> _Material supplied_
⁂
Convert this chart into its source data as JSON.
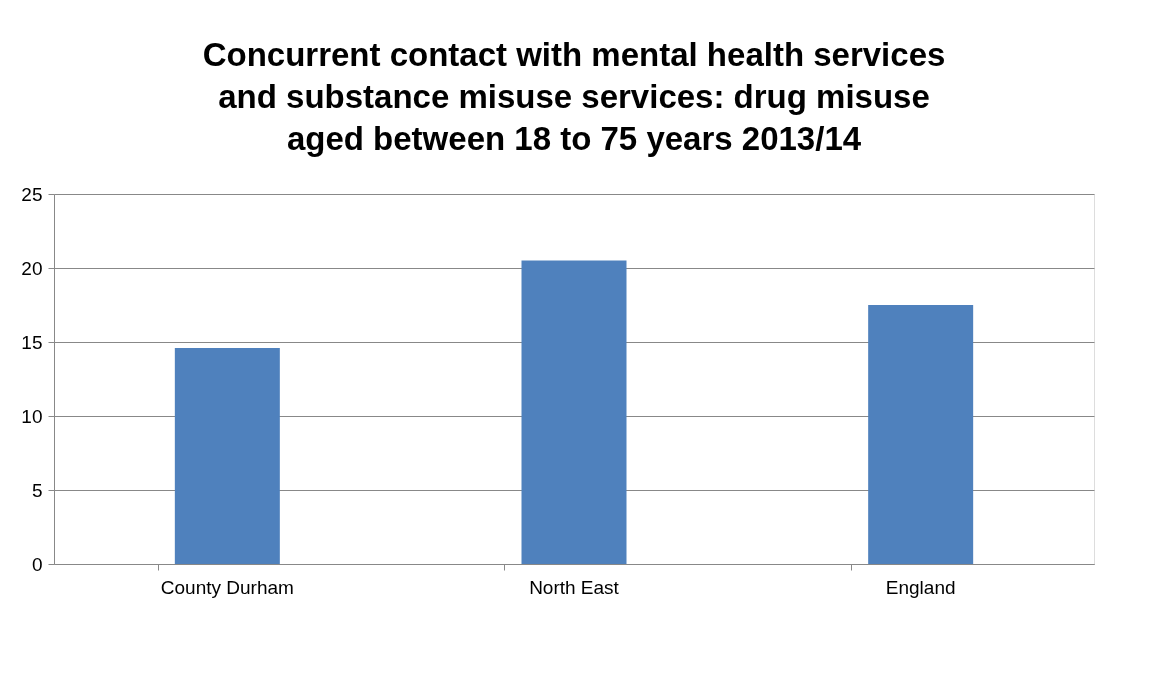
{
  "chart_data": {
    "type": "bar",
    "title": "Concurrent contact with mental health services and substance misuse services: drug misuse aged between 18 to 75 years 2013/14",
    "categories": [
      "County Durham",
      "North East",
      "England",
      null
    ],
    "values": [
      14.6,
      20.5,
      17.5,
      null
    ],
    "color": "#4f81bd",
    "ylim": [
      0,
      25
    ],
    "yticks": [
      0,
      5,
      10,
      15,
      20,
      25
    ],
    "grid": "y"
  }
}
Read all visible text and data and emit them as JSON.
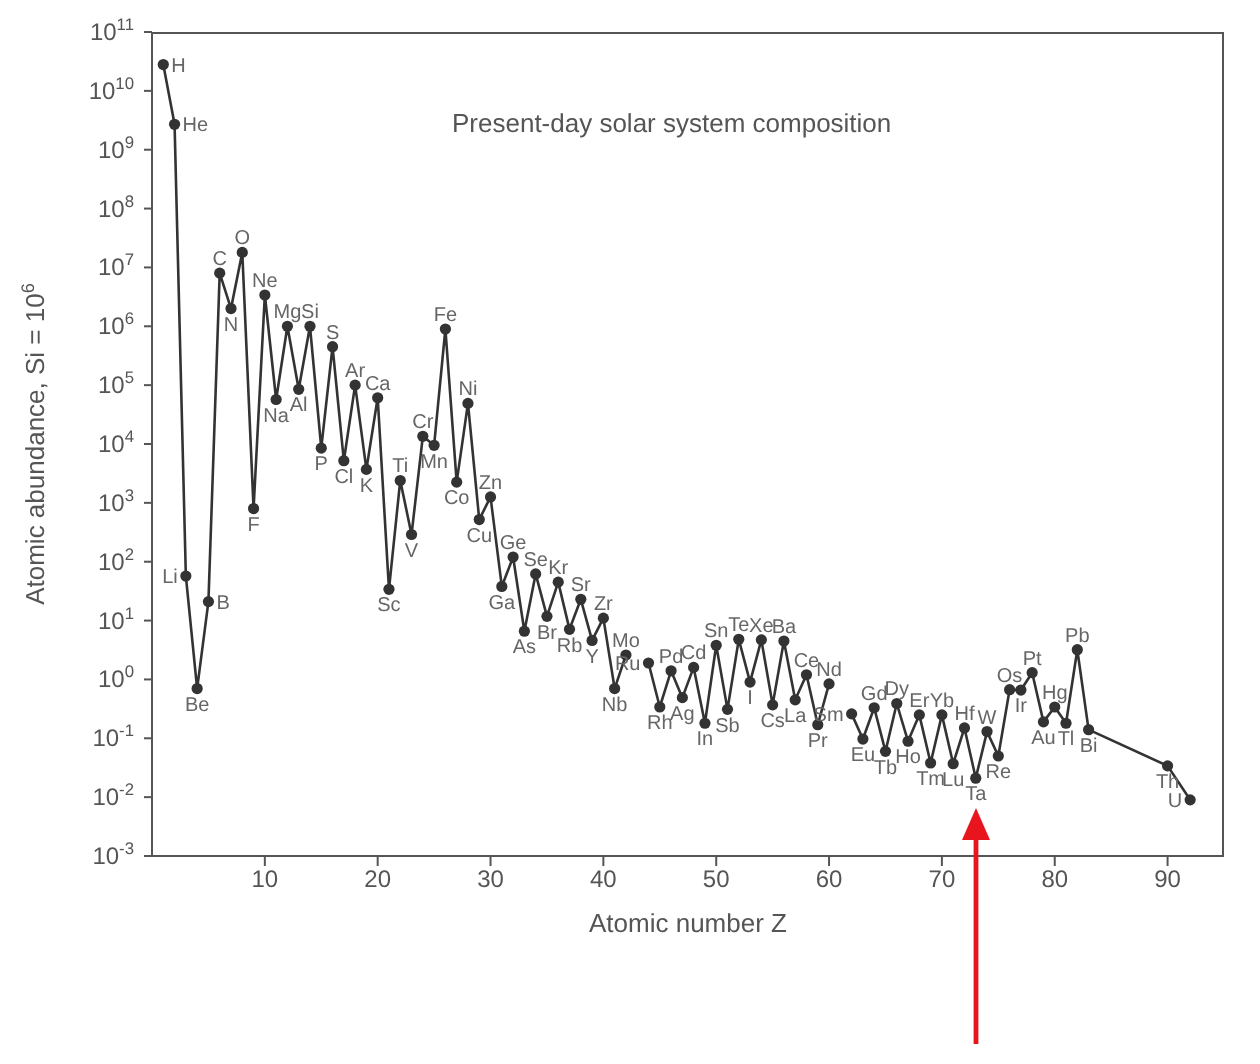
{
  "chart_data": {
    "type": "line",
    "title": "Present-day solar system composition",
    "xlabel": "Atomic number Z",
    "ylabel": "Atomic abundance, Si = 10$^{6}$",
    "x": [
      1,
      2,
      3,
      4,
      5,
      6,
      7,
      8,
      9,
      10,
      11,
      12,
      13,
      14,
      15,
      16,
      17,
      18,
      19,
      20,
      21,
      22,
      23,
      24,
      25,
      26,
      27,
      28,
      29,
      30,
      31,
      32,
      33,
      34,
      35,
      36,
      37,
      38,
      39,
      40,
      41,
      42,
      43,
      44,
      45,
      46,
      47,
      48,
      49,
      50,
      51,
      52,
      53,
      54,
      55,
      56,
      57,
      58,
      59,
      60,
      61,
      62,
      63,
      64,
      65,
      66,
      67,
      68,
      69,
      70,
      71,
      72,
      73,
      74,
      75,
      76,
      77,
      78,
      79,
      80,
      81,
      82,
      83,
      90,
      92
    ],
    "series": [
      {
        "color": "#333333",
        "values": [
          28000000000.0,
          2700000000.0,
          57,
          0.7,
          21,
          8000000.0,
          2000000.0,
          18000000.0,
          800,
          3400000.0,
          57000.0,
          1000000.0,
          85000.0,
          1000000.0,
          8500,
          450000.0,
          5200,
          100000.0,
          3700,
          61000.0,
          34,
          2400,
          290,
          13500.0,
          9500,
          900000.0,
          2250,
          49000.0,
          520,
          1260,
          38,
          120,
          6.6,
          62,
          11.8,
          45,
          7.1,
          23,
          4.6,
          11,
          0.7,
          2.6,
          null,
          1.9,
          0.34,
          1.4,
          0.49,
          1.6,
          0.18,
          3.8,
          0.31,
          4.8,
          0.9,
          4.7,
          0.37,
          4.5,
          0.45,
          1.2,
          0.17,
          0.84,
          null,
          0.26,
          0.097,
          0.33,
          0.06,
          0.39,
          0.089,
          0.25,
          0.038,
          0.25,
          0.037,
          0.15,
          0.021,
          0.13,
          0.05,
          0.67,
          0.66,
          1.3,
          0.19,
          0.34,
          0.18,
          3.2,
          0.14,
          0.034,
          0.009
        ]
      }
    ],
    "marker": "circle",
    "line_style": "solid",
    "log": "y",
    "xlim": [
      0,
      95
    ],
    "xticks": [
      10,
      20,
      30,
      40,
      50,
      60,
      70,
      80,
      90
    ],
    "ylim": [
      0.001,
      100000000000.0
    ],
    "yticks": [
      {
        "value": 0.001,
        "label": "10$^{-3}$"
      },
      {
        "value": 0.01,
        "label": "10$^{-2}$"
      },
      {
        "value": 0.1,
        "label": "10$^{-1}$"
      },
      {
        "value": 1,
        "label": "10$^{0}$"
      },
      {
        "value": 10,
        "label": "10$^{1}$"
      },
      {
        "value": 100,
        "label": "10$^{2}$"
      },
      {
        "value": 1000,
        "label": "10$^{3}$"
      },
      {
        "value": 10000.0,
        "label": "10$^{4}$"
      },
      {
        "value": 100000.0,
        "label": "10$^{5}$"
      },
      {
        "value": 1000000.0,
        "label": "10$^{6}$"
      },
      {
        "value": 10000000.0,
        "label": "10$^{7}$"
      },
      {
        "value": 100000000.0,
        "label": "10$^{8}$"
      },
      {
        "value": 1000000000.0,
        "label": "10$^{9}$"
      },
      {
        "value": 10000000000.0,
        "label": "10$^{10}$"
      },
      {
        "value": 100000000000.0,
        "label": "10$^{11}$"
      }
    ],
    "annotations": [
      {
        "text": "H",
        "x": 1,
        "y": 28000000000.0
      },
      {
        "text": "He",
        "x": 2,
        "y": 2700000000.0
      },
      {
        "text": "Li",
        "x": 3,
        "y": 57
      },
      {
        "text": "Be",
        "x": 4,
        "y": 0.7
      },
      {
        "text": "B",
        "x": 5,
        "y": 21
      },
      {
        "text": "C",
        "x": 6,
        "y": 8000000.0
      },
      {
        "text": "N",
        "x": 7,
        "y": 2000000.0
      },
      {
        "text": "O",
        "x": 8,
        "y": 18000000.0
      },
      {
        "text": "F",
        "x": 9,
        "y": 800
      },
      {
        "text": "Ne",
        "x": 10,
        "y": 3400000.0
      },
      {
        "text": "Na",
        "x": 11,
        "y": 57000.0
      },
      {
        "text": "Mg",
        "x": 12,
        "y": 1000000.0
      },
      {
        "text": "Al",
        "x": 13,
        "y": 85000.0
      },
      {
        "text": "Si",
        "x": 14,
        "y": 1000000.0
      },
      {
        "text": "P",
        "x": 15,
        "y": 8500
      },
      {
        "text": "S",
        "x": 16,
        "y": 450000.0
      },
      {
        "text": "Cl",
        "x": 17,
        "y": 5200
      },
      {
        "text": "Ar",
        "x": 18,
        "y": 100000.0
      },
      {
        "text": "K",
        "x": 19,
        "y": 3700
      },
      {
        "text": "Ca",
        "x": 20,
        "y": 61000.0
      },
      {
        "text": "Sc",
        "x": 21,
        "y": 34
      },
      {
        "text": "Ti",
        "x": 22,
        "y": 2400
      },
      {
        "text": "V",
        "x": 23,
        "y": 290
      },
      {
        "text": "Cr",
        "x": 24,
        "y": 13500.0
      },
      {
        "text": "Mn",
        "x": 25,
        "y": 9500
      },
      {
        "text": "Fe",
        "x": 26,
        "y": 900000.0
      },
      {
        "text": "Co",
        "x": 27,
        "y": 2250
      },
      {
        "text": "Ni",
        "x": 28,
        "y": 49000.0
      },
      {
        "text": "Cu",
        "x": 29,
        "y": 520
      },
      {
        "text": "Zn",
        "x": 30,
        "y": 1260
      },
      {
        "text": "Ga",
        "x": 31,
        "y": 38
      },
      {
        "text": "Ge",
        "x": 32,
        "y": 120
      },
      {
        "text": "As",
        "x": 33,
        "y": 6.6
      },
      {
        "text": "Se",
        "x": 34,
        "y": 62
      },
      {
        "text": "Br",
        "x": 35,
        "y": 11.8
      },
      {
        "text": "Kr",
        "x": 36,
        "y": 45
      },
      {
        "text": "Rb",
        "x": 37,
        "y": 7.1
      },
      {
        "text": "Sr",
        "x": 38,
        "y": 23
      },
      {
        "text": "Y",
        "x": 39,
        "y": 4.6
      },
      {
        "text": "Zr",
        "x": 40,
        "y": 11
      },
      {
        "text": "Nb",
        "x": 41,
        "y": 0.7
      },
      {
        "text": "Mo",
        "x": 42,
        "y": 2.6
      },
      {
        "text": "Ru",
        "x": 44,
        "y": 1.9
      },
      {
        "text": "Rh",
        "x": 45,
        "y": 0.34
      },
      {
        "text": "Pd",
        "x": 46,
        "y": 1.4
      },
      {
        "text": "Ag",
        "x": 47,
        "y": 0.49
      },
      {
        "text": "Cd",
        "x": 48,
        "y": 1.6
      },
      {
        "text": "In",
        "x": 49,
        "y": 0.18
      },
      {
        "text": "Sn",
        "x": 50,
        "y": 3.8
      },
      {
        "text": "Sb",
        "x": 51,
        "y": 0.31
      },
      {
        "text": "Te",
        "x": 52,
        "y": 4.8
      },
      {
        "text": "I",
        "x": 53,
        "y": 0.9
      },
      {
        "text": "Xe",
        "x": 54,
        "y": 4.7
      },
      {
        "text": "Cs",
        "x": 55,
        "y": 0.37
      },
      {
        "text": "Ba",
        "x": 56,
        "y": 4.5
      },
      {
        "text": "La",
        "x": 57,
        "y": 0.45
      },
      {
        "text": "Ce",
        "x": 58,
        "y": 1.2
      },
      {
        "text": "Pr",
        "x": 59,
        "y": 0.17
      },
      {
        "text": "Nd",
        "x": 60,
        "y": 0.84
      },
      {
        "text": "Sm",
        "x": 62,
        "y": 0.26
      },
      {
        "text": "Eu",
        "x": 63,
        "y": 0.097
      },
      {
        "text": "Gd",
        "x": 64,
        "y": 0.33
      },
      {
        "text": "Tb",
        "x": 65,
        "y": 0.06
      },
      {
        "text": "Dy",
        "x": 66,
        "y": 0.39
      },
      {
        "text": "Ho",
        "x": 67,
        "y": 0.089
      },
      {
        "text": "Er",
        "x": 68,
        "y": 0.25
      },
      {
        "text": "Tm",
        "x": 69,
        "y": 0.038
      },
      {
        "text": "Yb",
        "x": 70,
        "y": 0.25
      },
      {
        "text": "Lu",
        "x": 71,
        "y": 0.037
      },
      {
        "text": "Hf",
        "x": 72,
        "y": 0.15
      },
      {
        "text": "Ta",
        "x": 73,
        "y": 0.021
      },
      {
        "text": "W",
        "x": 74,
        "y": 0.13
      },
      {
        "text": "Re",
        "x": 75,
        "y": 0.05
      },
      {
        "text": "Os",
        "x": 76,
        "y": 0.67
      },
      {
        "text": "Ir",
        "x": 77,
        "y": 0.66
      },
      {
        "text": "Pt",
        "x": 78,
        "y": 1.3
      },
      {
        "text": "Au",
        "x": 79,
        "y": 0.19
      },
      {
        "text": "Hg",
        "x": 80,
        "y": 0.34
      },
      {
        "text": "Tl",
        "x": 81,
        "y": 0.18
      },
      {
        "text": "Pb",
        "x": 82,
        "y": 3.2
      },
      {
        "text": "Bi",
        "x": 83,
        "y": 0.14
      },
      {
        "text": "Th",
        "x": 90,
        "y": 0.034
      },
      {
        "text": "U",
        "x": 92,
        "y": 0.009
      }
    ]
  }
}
⁂
> _What this task involves_
Count the lines above in which the word "title" appears, then state only that count.

> _Result of the task_
2